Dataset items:

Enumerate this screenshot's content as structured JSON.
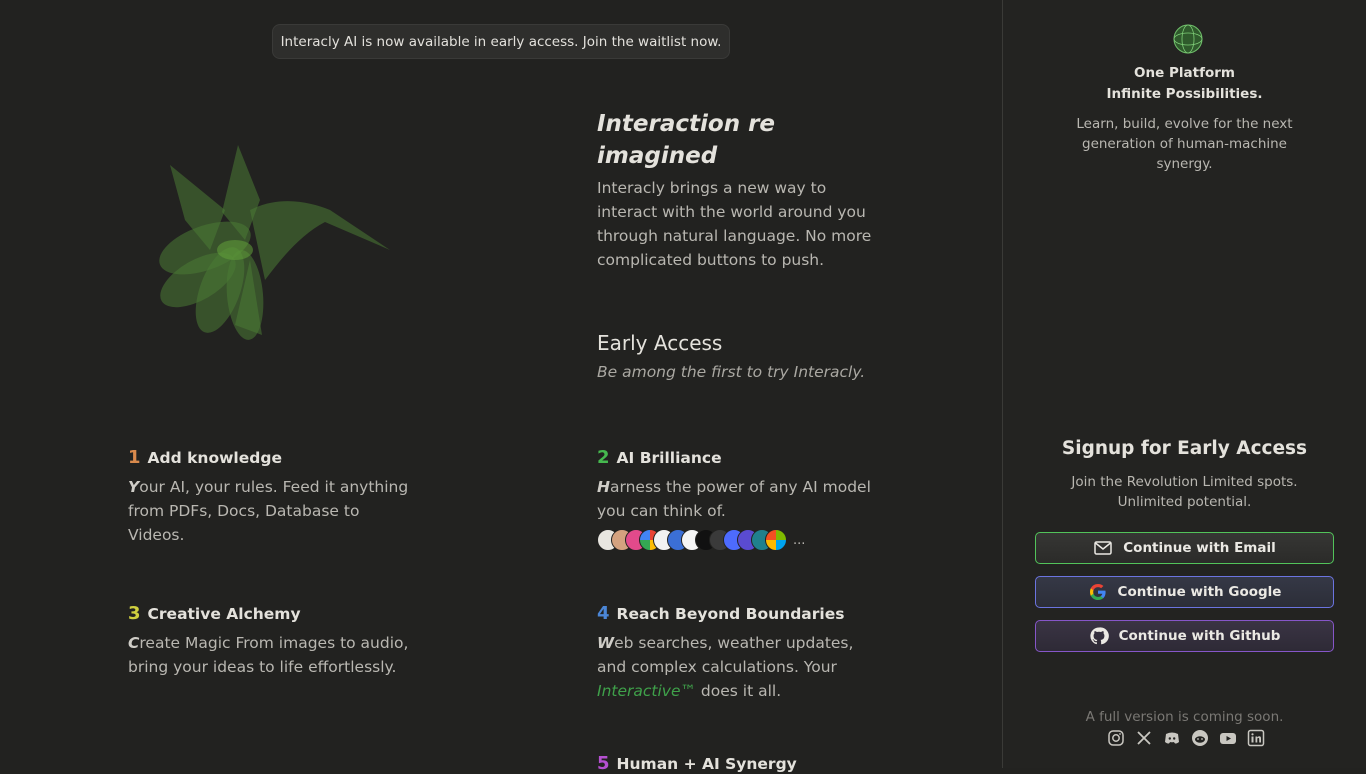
{
  "banner": {
    "text": "Interacly AI is now available in early access. Join the waitlist now."
  },
  "hero": {
    "title": "Interaction re imagined",
    "description": "Interacly brings a new way to interact with the world around you through natural language. No more complicated buttons to push."
  },
  "early_access": {
    "title": "Early Access",
    "subtitle": "Be among the first to try Interacly."
  },
  "features": [
    {
      "num": "1",
      "title": "Add knowledge",
      "cap": "Y",
      "desc": "our AI, your rules. Feed it anything from PDFs, Docs, Database to Videos.",
      "color": "#d98a4c"
    },
    {
      "num": "2",
      "title": "AI Brilliance",
      "cap": "H",
      "desc": "arness the power of any AI model you can think of.",
      "color": "#46b94f"
    },
    {
      "num": "3",
      "title": "Creative Alchemy",
      "cap": "C",
      "desc": "reate Magic From images to audio, bring your ideas to life effortlessly.",
      "color": "#cfcf3f"
    },
    {
      "num": "4",
      "title": "Reach Beyond Boundaries",
      "cap": "W",
      "desc": "eb searches, weather updates, and complex calculations. Your ",
      "brand": "Interactive™",
      "desc_end": " does it all.",
      "color": "#4b86d6"
    },
    {
      "num": "5",
      "title": "Human + AI Synergy",
      "color": "#b550d0"
    }
  ],
  "models": {
    "more": "...",
    "icons": [
      "openai-icon",
      "anthropic-icon",
      "model-pink-icon",
      "google-icon",
      "meta-icon",
      "model-blue-icon",
      "x-icon",
      "nvidia-icon",
      "stability-icon",
      "deepseek-icon",
      "model-purple-icon",
      "perplexity-icon",
      "microsoft-icon"
    ]
  },
  "sidebar": {
    "tagline1": "One Platform",
    "tagline2": "Infinite Possibilities.",
    "description": "Learn, build, evolve for the next generation of human-machine synergy.",
    "signup_title": "Signup for Early Access",
    "signup_desc": "Join the Revolution Limited spots. Unlimited potential.",
    "email_btn": "Continue with Email",
    "google_btn": "Continue with Google",
    "github_btn": "Continue with Github",
    "footer_note": "A full version is coming soon.",
    "socials": [
      "instagram-icon",
      "x-icon",
      "discord-icon",
      "reddit-icon",
      "youtube-icon",
      "linkedin-icon"
    ]
  },
  "colors": {
    "accent_green": "#46b94f",
    "email_border": "#52c35a",
    "google_border": "#6b74e0",
    "github_border": "#8656c9"
  }
}
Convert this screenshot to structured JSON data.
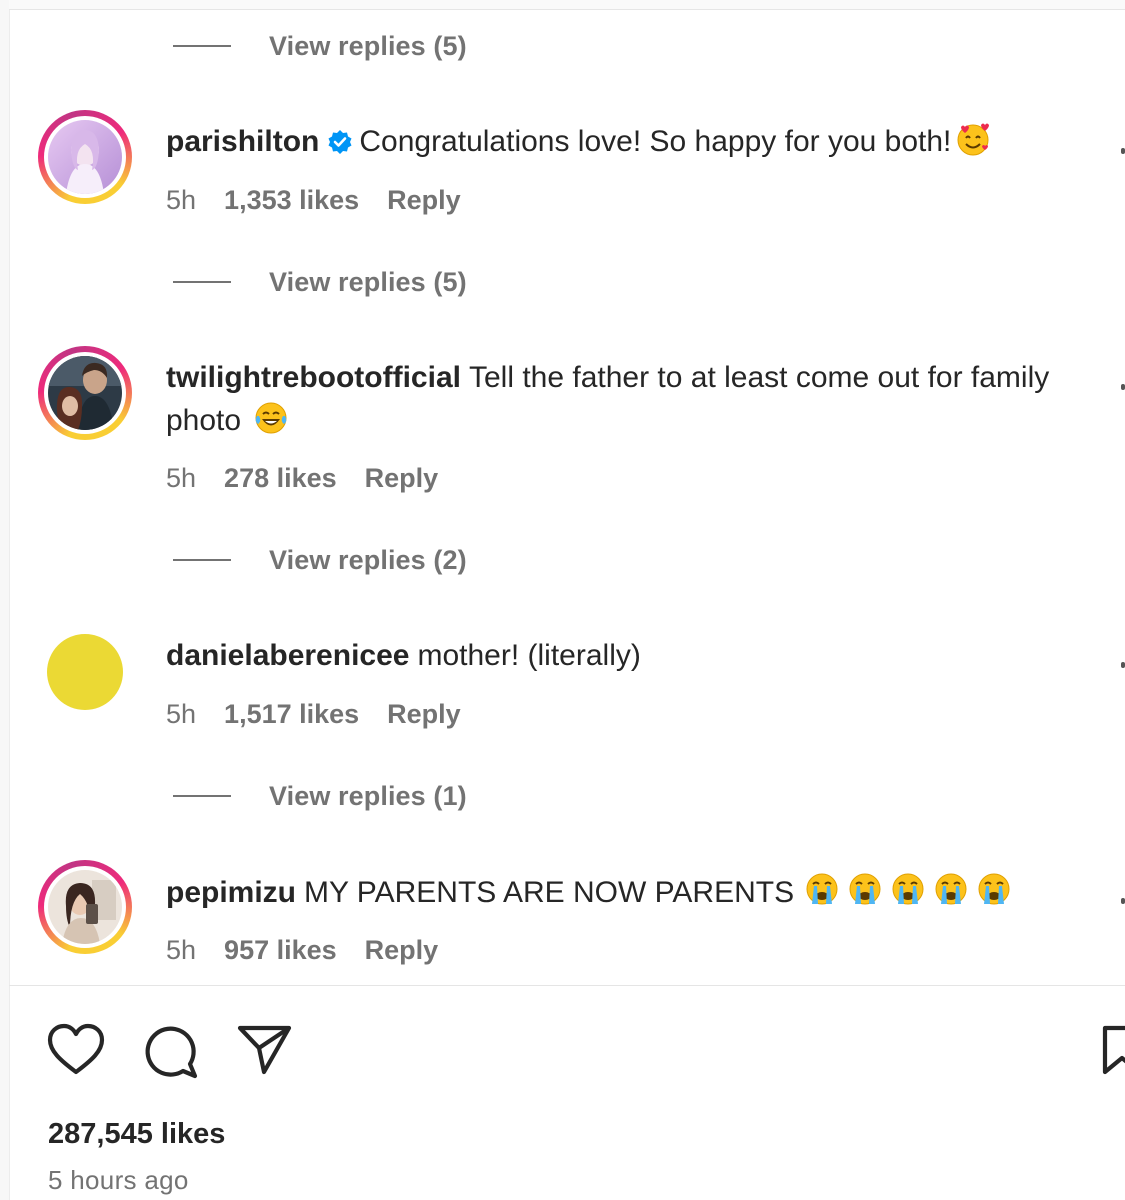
{
  "replies_toggles": [
    {
      "label": "View replies (5)"
    },
    {
      "label": "View replies (5)"
    },
    {
      "label": "View replies (2)"
    },
    {
      "label": "View replies (1)"
    }
  ],
  "comments": [
    {
      "username": "parishilton",
      "verified": true,
      "text": "Congratulations love! So happy for you both!",
      "emoji": "smiling-face-with-hearts",
      "time": "5h",
      "likes": "1,353 likes",
      "reply": "Reply"
    },
    {
      "username": "twilightrebootofficial",
      "text": "Tell the father to at least come out for family photo",
      "emoji": "face-with-tears-of-joy",
      "time": "5h",
      "likes": "278 likes",
      "reply": "Reply"
    },
    {
      "username": "danielaberenicee",
      "text": "mother! (literally)",
      "time": "5h",
      "likes": "1,517 likes",
      "reply": "Reply"
    },
    {
      "username": "pepimizu",
      "text": "MY PARENTS ARE NOW PARENTS",
      "emoji": "loudly-crying-face x5",
      "time": "5h",
      "likes": "957 likes",
      "reply": "Reply"
    }
  ],
  "actions": [
    "heart-icon",
    "comment-icon",
    "share-icon",
    "save-icon"
  ],
  "post": {
    "likes": "287,545 likes",
    "time_ago": "5 hours ago"
  },
  "colors": {
    "text": "#262626",
    "secondary": "#737373",
    "verified": "#0095f6",
    "avatar_yellow": "#ebd934"
  }
}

> [Written exercise]:
Restate the records word for word, omitting images.

> [Response below]:
Enumerate this screenshot's content as structured JSON.
{
  "banner": {
    "text": "Interacly AI is now available in early access. Join the waitlist now."
  },
  "hero": {
    "title": "Interaction re imagined",
    "description": "Interacly brings a new way to interact with the world around you through natural language. No more complicated buttons to push."
  },
  "early_access": {
    "title": "Early Access",
    "subtitle": "Be among the first to try Interacly."
  },
  "features": [
    {
      "num": "1",
      "title": "Add knowledge",
      "cap": "Y",
      "desc": "our AI, your rules. Feed it anything from PDFs, Docs, Database to Videos.",
      "color": "#d98a4c"
    },
    {
      "num": "2",
      "title": "AI Brilliance",
      "cap": "H",
      "desc": "arness the power of any AI model you can think of.",
      "color": "#46b94f"
    },
    {
      "num": "3",
      "title": "Creative Alchemy",
      "cap": "C",
      "desc": "reate Magic From images to audio, bring your ideas to life effortlessly.",
      "color": "#cfcf3f"
    },
    {
      "num": "4",
      "title": "Reach Beyond Boundaries",
      "cap": "W",
      "desc": "eb searches, weather updates, and complex calculations. Your ",
      "brand": "Interactive™",
      "desc_end": " does it all.",
      "color": "#4b86d6"
    },
    {
      "num": "5",
      "title": "Human + AI Synergy",
      "color": "#b550d0"
    }
  ],
  "models": {
    "more": "...",
    "icons": [
      "openai-icon",
      "anthropic-icon",
      "model-pink-icon",
      "google-icon",
      "meta-icon",
      "model-blue-icon",
      "x-icon",
      "nvidia-icon",
      "stability-icon",
      "deepseek-icon",
      "model-purple-icon",
      "perplexity-icon",
      "microsoft-icon"
    ]
  },
  "sidebar": {
    "tagline1": "One Platform",
    "tagline2": "Infinite Possibilities.",
    "description": "Learn, build, evolve for the next generation of human-machine synergy.",
    "signup_title": "Signup for Early Access",
    "signup_desc": "Join the Revolution Limited spots. Unlimited potential.",
    "email_btn": "Continue with Email",
    "google_btn": "Continue with Google",
    "github_btn": "Continue with Github",
    "footer_note": "A full version is coming soon.",
    "socials": [
      "instagram-icon",
      "x-icon",
      "discord-icon",
      "reddit-icon",
      "youtube-icon",
      "linkedin-icon"
    ]
  },
  "colors": {
    "accent_green": "#46b94f",
    "email_border": "#52c35a",
    "google_border": "#6b74e0",
    "github_border": "#8656c9"
  }
}
Convert this screenshot to structured JSON data.
{
  "replies_toggles": [
    {
      "label": "View replies (5)"
    },
    {
      "label": "View replies (5)"
    },
    {
      "label": "View replies (2)"
    },
    {
      "label": "View replies (1)"
    }
  ],
  "comments": [
    {
      "username": "parishilton",
      "verified": true,
      "text": "Congratulations love! So happy for you both!",
      "emoji": "smiling-face-with-hearts",
      "time": "5h",
      "likes": "1,353 likes",
      "reply": "Reply"
    },
    {
      "username": "twilightrebootofficial",
      "text": "Tell the father to at least come out for family photo",
      "emoji": "face-with-tears-of-joy",
      "time": "5h",
      "likes": "278 likes",
      "reply": "Reply"
    },
    {
      "username": "danielaberenicee",
      "text": "mother! (literally)",
      "time": "5h",
      "likes": "1,517 likes",
      "reply": "Reply"
    },
    {
      "username": "pepimizu",
      "text": "MY PARENTS ARE NOW PARENTS",
      "emoji": "loudly-crying-face x5",
      "time": "5h",
      "likes": "957 likes",
      "reply": "Reply"
    }
  ],
  "actions": [
    "heart-icon",
    "comment-icon",
    "share-icon",
    "save-icon"
  ],
  "post": {
    "likes": "287,545 likes",
    "time_ago": "5 hours ago"
  },
  "colors": {
    "text": "#262626",
    "secondary": "#737373",
    "verified": "#0095f6",
    "avatar_yellow": "#ebd934"
  }
}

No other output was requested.